[Entries from a dataset]

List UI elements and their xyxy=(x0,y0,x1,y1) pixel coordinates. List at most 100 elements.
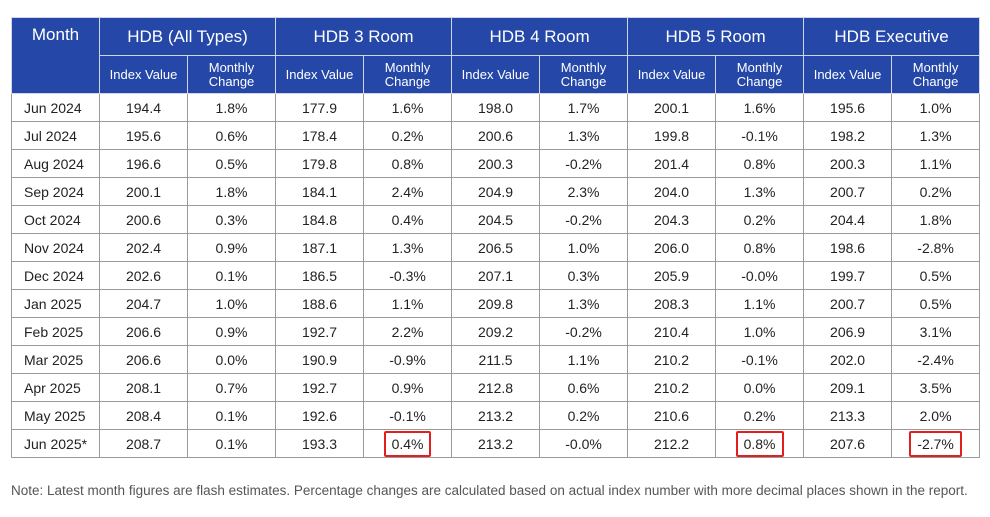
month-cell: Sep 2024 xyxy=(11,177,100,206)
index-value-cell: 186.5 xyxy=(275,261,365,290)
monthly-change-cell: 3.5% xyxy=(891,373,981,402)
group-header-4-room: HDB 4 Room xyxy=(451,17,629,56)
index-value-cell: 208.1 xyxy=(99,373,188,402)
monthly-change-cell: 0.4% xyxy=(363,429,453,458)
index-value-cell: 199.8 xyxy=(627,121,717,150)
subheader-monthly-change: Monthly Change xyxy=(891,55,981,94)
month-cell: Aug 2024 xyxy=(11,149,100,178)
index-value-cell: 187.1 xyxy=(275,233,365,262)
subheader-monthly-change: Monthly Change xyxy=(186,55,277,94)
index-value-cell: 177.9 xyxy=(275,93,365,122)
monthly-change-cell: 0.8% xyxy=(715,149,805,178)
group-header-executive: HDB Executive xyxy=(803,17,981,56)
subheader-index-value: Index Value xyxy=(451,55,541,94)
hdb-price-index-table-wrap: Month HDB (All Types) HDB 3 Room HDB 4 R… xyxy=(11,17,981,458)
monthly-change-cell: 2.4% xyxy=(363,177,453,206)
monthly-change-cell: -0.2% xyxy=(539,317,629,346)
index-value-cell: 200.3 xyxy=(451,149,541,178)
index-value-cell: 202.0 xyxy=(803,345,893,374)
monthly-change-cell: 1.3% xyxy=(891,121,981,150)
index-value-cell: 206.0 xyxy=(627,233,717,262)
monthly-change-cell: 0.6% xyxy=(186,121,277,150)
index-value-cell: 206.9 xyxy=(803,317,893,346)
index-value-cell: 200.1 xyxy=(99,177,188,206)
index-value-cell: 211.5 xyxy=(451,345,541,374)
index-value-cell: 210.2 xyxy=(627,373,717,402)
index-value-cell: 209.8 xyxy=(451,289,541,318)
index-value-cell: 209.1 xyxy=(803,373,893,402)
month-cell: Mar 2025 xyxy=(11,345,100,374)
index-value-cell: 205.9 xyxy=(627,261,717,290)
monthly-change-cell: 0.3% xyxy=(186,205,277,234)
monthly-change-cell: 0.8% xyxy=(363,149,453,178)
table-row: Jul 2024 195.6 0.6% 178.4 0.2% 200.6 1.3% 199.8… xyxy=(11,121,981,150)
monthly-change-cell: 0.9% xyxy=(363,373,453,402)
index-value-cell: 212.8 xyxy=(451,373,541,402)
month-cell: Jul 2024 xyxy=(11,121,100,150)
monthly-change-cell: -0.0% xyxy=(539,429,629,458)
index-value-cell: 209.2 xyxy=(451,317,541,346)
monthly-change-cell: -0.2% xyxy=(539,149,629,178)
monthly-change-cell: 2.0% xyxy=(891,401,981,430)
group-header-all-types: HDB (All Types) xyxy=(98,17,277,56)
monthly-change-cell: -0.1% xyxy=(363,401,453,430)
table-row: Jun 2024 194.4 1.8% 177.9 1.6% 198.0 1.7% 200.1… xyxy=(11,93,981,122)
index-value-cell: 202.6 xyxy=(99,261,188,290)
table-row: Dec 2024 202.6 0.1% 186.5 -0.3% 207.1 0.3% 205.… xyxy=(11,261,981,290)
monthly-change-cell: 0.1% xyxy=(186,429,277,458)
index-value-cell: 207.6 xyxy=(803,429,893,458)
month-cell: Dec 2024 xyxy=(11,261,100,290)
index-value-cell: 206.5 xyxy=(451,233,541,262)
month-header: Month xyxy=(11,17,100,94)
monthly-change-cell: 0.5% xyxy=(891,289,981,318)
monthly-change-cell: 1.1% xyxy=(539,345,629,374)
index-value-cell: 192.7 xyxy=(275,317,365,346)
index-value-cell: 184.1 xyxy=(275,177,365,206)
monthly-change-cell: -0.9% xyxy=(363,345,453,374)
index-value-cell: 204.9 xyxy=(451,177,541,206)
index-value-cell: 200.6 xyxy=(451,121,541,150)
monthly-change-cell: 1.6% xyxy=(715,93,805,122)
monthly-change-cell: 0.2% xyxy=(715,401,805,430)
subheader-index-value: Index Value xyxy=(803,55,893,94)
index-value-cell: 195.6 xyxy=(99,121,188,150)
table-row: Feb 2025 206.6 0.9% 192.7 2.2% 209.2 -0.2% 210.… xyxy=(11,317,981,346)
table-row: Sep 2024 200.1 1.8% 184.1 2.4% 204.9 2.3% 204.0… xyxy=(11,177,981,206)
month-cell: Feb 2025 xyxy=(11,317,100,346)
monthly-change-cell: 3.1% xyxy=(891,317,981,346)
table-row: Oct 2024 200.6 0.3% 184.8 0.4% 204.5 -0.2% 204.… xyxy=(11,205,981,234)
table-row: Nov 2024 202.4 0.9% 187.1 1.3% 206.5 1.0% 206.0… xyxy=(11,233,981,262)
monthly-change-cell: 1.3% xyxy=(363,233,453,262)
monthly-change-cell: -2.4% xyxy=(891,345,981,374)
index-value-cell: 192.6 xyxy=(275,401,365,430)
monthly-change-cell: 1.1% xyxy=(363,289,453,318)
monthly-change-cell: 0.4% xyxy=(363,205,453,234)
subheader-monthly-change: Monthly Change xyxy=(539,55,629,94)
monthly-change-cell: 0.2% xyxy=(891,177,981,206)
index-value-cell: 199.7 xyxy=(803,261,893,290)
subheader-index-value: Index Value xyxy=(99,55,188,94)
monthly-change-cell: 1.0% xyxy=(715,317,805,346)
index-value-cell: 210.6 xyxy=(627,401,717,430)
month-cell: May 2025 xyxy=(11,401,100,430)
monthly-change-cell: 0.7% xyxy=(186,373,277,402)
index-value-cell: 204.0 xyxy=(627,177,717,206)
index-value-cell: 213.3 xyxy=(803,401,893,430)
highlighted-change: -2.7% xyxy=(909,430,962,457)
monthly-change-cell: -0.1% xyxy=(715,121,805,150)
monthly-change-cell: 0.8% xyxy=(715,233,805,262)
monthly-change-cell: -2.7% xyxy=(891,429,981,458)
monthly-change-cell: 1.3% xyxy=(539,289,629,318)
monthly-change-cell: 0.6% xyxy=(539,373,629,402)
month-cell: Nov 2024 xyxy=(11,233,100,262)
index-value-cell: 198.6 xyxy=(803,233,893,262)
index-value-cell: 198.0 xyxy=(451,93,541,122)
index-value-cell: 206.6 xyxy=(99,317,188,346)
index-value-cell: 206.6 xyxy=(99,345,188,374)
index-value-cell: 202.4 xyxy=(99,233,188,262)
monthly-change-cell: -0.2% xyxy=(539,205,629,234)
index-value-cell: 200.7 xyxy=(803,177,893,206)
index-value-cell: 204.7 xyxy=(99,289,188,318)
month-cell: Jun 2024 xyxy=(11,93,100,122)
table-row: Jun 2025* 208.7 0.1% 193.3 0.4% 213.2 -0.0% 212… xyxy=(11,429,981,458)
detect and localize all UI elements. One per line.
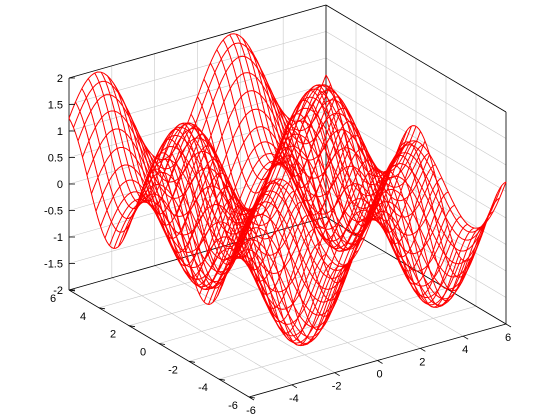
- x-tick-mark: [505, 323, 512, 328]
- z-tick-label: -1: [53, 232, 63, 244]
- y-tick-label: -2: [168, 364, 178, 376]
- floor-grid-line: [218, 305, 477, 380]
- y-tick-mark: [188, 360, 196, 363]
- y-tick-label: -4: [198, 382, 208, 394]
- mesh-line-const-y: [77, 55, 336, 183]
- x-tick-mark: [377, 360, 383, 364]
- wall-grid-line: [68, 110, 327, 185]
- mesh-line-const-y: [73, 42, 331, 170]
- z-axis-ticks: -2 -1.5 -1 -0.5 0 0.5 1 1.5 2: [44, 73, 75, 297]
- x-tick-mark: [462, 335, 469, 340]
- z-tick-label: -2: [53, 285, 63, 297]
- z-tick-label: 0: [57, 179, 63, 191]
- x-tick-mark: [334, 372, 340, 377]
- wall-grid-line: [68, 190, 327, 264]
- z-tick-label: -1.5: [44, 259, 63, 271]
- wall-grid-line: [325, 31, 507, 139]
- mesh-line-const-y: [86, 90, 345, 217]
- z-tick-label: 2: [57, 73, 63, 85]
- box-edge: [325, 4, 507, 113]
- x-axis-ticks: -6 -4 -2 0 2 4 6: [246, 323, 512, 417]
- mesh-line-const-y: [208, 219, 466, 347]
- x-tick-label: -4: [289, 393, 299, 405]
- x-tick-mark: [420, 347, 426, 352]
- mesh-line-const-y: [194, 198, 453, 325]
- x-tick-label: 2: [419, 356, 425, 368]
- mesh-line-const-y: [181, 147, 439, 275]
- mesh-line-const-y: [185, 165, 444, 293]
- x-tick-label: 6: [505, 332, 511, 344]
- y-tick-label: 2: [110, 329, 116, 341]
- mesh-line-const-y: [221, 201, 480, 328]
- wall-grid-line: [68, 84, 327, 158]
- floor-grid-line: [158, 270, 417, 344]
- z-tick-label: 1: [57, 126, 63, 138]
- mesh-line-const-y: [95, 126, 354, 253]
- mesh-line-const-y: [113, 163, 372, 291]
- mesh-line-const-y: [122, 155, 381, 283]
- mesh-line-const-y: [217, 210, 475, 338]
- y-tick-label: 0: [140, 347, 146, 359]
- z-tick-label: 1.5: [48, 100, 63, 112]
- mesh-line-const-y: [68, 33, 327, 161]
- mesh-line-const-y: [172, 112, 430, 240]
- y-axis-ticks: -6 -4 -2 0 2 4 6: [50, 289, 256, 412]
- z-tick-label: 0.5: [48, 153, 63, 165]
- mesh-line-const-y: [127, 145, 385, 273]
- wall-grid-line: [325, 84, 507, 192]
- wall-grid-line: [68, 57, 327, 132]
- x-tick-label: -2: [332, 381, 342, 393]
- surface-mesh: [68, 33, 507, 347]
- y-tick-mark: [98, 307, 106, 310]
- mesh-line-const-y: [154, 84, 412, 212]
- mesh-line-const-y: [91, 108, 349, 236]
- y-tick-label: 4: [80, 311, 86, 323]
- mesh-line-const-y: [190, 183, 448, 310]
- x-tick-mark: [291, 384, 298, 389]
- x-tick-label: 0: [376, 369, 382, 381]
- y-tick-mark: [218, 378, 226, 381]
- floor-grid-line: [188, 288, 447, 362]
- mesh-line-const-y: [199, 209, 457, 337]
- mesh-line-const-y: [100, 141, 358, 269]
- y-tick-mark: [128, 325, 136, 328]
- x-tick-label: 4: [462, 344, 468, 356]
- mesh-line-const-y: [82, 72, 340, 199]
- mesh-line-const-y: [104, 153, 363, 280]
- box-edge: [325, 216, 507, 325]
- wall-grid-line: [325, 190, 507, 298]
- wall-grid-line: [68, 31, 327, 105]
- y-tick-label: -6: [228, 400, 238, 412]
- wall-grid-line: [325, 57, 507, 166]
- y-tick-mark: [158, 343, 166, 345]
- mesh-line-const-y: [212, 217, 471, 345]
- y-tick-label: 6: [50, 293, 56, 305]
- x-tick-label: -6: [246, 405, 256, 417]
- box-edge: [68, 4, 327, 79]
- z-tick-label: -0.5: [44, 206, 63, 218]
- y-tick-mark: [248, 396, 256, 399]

...

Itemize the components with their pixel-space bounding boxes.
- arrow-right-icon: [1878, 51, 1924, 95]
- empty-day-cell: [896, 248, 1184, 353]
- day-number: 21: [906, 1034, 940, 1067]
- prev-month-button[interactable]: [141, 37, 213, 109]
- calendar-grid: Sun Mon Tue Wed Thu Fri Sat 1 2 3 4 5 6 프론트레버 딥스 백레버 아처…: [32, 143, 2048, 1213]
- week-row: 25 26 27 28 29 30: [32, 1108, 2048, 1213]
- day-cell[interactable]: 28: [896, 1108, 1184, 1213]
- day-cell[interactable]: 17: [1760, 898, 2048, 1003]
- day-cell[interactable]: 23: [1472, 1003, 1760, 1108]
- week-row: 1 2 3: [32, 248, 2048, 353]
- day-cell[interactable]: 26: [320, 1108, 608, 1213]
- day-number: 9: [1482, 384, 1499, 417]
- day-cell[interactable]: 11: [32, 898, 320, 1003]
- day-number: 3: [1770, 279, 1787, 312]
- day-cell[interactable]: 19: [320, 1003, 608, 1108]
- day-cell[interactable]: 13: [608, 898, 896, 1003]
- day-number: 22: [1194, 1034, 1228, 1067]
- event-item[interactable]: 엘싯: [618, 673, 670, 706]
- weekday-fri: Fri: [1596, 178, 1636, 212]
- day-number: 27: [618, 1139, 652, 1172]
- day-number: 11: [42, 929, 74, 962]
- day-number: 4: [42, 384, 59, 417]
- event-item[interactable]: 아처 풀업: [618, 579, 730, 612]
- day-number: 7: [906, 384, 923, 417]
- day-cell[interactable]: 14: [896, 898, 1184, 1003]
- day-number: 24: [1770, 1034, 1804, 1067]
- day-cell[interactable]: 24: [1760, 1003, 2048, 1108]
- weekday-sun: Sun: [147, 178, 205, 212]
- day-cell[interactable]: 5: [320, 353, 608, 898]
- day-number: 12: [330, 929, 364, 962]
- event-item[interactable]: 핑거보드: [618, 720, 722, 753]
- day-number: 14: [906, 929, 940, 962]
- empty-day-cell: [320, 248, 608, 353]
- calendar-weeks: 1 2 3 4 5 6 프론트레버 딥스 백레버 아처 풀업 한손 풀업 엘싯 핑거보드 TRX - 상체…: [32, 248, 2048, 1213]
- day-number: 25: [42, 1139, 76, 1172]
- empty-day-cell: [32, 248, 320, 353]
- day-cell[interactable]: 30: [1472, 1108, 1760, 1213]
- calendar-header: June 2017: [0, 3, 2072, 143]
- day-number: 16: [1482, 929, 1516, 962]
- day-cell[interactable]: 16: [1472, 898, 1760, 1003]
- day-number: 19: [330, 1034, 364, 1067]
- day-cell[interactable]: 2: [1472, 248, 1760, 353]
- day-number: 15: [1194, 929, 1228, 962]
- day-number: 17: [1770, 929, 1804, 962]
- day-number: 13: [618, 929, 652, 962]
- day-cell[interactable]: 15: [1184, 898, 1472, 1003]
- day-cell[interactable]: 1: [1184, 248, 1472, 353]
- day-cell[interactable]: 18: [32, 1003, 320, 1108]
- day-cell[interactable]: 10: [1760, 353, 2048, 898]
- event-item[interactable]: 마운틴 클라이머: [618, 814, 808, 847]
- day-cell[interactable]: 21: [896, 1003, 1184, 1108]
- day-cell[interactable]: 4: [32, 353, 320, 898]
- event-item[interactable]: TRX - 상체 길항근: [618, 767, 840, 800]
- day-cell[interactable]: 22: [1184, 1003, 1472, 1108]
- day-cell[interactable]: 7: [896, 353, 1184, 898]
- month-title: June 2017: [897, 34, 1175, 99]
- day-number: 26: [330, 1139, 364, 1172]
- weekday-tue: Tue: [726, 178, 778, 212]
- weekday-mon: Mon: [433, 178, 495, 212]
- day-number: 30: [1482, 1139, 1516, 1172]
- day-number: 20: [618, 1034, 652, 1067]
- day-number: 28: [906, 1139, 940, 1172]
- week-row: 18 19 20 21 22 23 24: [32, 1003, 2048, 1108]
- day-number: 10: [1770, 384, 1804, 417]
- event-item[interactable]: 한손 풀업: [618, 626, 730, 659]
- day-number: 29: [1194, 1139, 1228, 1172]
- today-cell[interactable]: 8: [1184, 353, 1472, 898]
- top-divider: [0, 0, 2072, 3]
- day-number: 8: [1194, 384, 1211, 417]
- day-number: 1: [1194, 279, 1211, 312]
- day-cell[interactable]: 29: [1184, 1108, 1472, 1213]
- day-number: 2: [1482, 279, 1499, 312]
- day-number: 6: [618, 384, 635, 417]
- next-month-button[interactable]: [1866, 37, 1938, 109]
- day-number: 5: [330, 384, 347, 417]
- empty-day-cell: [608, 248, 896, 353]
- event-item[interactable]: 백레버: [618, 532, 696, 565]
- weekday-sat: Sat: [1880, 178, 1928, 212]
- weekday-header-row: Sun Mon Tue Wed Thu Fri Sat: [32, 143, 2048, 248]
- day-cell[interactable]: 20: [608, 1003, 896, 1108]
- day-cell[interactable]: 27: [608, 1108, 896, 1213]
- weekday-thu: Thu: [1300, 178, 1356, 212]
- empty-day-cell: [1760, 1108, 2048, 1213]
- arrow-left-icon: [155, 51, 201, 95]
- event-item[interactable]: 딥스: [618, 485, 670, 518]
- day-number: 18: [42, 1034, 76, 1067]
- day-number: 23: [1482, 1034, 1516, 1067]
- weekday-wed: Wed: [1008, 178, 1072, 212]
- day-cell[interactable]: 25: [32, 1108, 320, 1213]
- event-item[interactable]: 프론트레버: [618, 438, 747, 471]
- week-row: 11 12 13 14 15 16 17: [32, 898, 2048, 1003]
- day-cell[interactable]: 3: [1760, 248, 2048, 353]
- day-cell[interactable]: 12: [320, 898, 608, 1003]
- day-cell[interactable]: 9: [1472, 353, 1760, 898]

Prompt =>
Please reproduce the material line for line, beginning at the line that contains "month-cell: Sep 2024 xyxy=(11,177,100,206)" and ending after the line that contains "index-value-cell: 202.0 xyxy=(803,345,893,374)".

Answer to the task =>
month-cell: Sep 2024 xyxy=(11,177,100,206)
index-value-cell: 186.5 xyxy=(275,261,365,290)
monthly-change-cell: 3.5% xyxy=(891,373,981,402)
group-header-4-room: HDB 4 Room xyxy=(451,17,629,56)
index-value-cell: 208.1 xyxy=(99,373,188,402)
monthly-change-cell: 0.4% xyxy=(363,429,453,458)
index-value-cell: 199.8 xyxy=(627,121,717,150)
subheader-monthly-change: Monthly Change xyxy=(891,55,981,94)
month-cell: Aug 2024 xyxy=(11,149,100,178)
index-value-cell: 187.1 xyxy=(275,233,365,262)
subheader-monthly-change: Monthly Change xyxy=(186,55,277,94)
index-value-cell: 177.9 xyxy=(275,93,365,122)
monthly-change-cell: 0.8% xyxy=(715,149,805,178)
group-header-executive: HDB Executive xyxy=(803,17,981,56)
subheader-index-value: Index Value xyxy=(451,55,541,94)
hdb-price-index-table-wrap: Month HDB (All Types) HDB 3 Room HDB 4 R… xyxy=(11,17,981,458)
monthly-change-cell: 2.4% xyxy=(363,177,453,206)
monthly-change-cell: -0.2% xyxy=(539,317,629,346)
index-value-cell: 200.3 xyxy=(451,149,541,178)
index-value-cell: 202.0 xyxy=(803,345,893,374)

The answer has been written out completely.